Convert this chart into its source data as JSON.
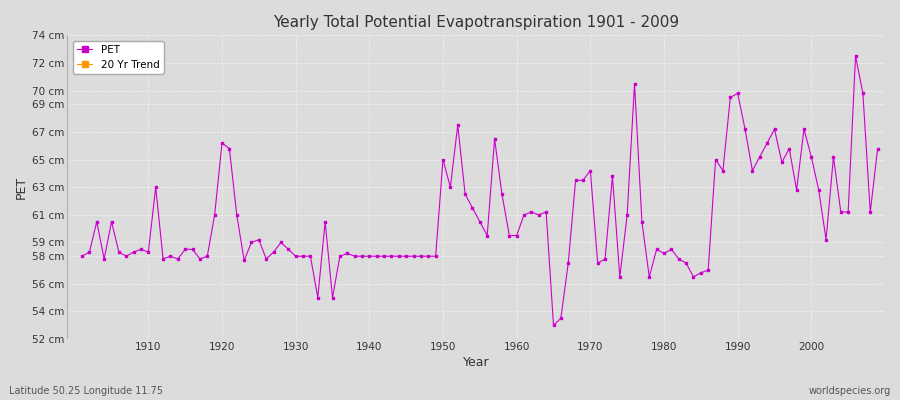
{
  "title": "Yearly Total Potential Evapotranspiration 1901 - 2009",
  "xlabel": "Year",
  "ylabel": "PET",
  "footnote_left": "Latitude 50.25 Longitude 11.75",
  "footnote_right": "worldspecies.org",
  "line_color": "#cc00cc",
  "trend_color": "#ff9900",
  "bg_color": "#dcdcdc",
  "grid_color": "#ffffff",
  "ylim": [
    52,
    74
  ],
  "xlim": [
    1899,
    2010
  ],
  "xtick_positions": [
    1910,
    1920,
    1930,
    1940,
    1950,
    1960,
    1970,
    1980,
    1990,
    2000
  ],
  "ytick_positions": [
    52,
    54,
    56,
    58,
    59,
    61,
    63,
    65,
    67,
    69,
    70,
    72,
    74
  ],
  "ytick_labels": [
    "52 cm",
    "54 cm",
    "56 cm",
    "58 cm",
    "59 cm",
    "61 cm",
    "63 cm",
    "65 cm",
    "67 cm",
    "69 cm",
    "70 cm",
    "72 cm",
    "74 cm"
  ],
  "years": [
    1901,
    1902,
    1903,
    1904,
    1905,
    1906,
    1907,
    1908,
    1909,
    1910,
    1911,
    1912,
    1913,
    1914,
    1915,
    1916,
    1917,
    1918,
    1919,
    1920,
    1921,
    1922,
    1923,
    1924,
    1925,
    1926,
    1927,
    1928,
    1929,
    1930,
    1931,
    1932,
    1933,
    1934,
    1935,
    1936,
    1937,
    1938,
    1939,
    1940,
    1941,
    1942,
    1943,
    1944,
    1945,
    1946,
    1947,
    1948,
    1949,
    1950,
    1951,
    1952,
    1953,
    1954,
    1955,
    1956,
    1957,
    1958,
    1959,
    1960,
    1961,
    1962,
    1963,
    1964,
    1965,
    1966,
    1967,
    1968,
    1969,
    1970,
    1971,
    1972,
    1973,
    1974,
    1975,
    1976,
    1977,
    1978,
    1979,
    1980,
    1981,
    1982,
    1983,
    1984,
    1985,
    1986,
    1987,
    1988,
    1989,
    1990,
    1991,
    1992,
    1993,
    1994,
    1995,
    1996,
    1997,
    1998,
    1999,
    2000,
    2001,
    2002,
    2003,
    2004,
    2005,
    2006,
    2007,
    2008,
    2009
  ],
  "values": [
    58.0,
    58.3,
    60.5,
    57.8,
    60.5,
    58.3,
    58.0,
    58.3,
    58.5,
    58.3,
    63.0,
    57.8,
    58.0,
    57.8,
    58.5,
    58.5,
    57.8,
    58.0,
    61.0,
    66.2,
    65.8,
    61.0,
    57.7,
    59.0,
    59.2,
    57.8,
    58.3,
    59.0,
    58.5,
    58.0,
    58.0,
    58.0,
    55.0,
    60.5,
    55.0,
    58.0,
    58.2,
    58.0,
    58.0,
    58.0,
    58.0,
    58.0,
    58.0,
    58.0,
    58.0,
    58.0,
    58.0,
    58.0,
    58.0,
    65.0,
    63.0,
    67.5,
    62.5,
    61.5,
    60.5,
    59.5,
    66.5,
    62.5,
    59.5,
    59.5,
    61.0,
    61.2,
    61.0,
    61.2,
    53.0,
    53.5,
    57.5,
    63.5,
    63.5,
    64.2,
    57.5,
    57.8,
    63.8,
    56.5,
    61.0,
    70.5,
    60.5,
    56.5,
    58.5,
    58.2,
    58.5,
    57.8,
    57.5,
    56.5,
    56.8,
    57.0,
    65.0,
    64.2,
    69.5,
    69.8,
    67.2,
    64.2,
    65.2,
    66.2,
    67.2,
    64.8,
    65.8,
    62.8,
    67.2,
    65.2,
    62.8,
    59.2,
    65.2,
    61.2,
    61.2,
    72.5,
    69.8,
    61.2,
    65.8
  ]
}
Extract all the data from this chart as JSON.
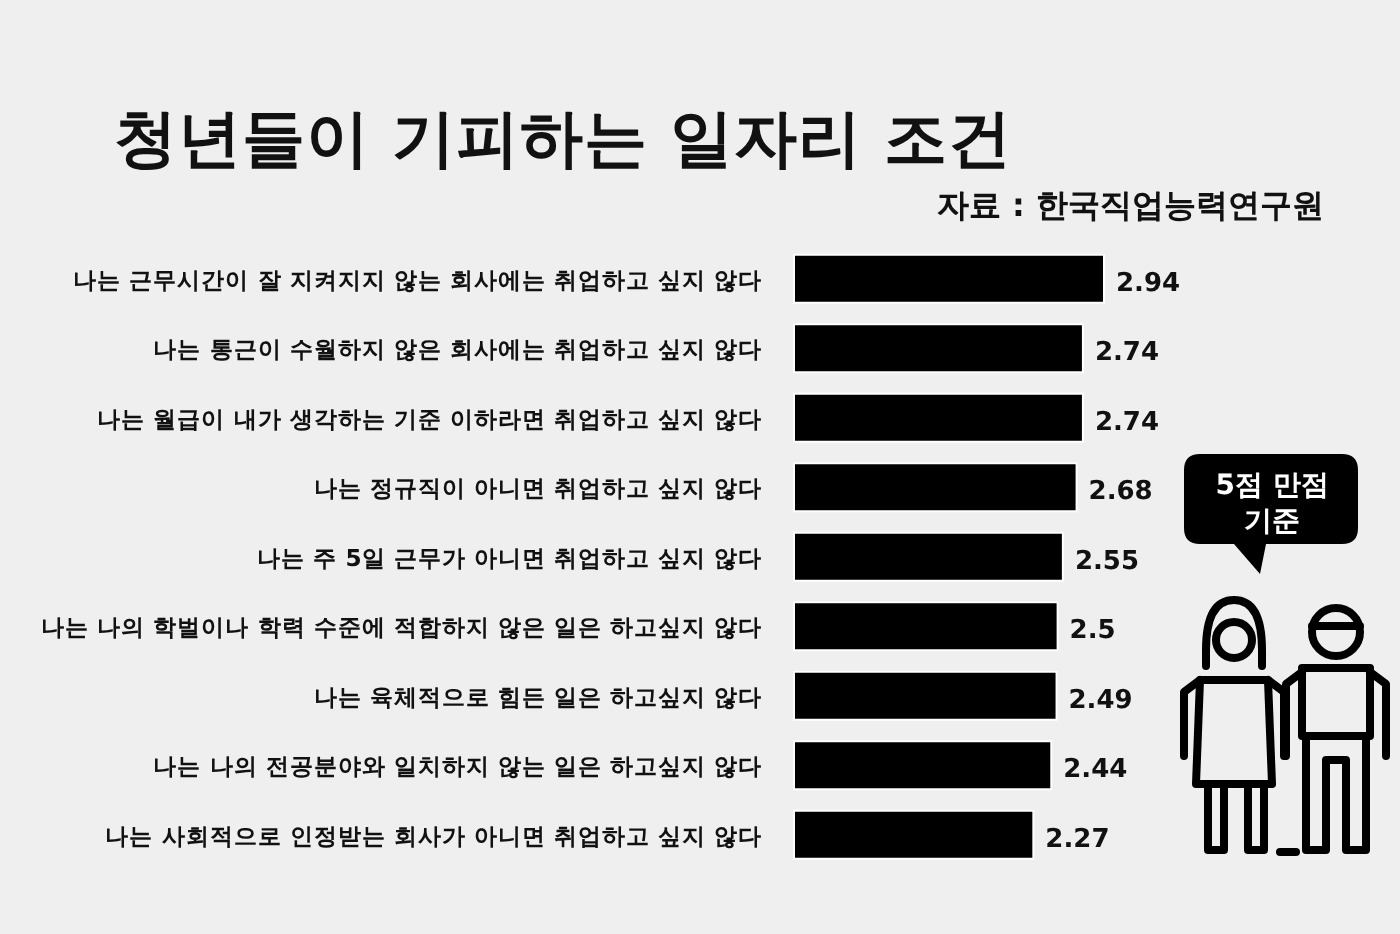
{
  "chart_data": {
    "type": "bar",
    "orientation": "horizontal",
    "title": "청년들이 기피하는 일자리 조건",
    "annotations": [
      "자료 : 한국직업능력연구원",
      "5점 만점\n기준"
    ],
    "categories": [
      "나는 근무시간이 잘 지켜지지 않는 회사에는 취업하고 싶지 않다",
      "나는 통근이 수월하지 않은 회사에는 취업하고 싶지 않다",
      "나는 월급이 내가 생각하는 기준 이하라면 취업하고 싶지 않다",
      "나는 정규직이 아니면 취업하고 싶지 않다",
      "나는 주 5일 근무가 아니면 취업하고 싶지 않다",
      "나는 나의 학벌이나 학력 수준에 적합하지 않은 일은 하고싶지 않다",
      "나는 육체적으로 힘든 일은 하고싶지 않다",
      "나는 나의 전공분야와 일치하지 않는 일은 하고싶지 않다",
      "나는 사회적으로 인정받는 회사가 아니면 취업하고 싶지 않다"
    ],
    "values": [
      2.94,
      2.74,
      2.74,
      2.68,
      2.55,
      2.5,
      2.49,
      2.44,
      2.27
    ],
    "color": "#000000",
    "data_labels": true
  }
}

> **Exercise instructions**: Scan the material and collect every line that contains "JSON".

> **Response**:
Convert this chart into its source data as JSON.
Extract all the data from this chart as JSON.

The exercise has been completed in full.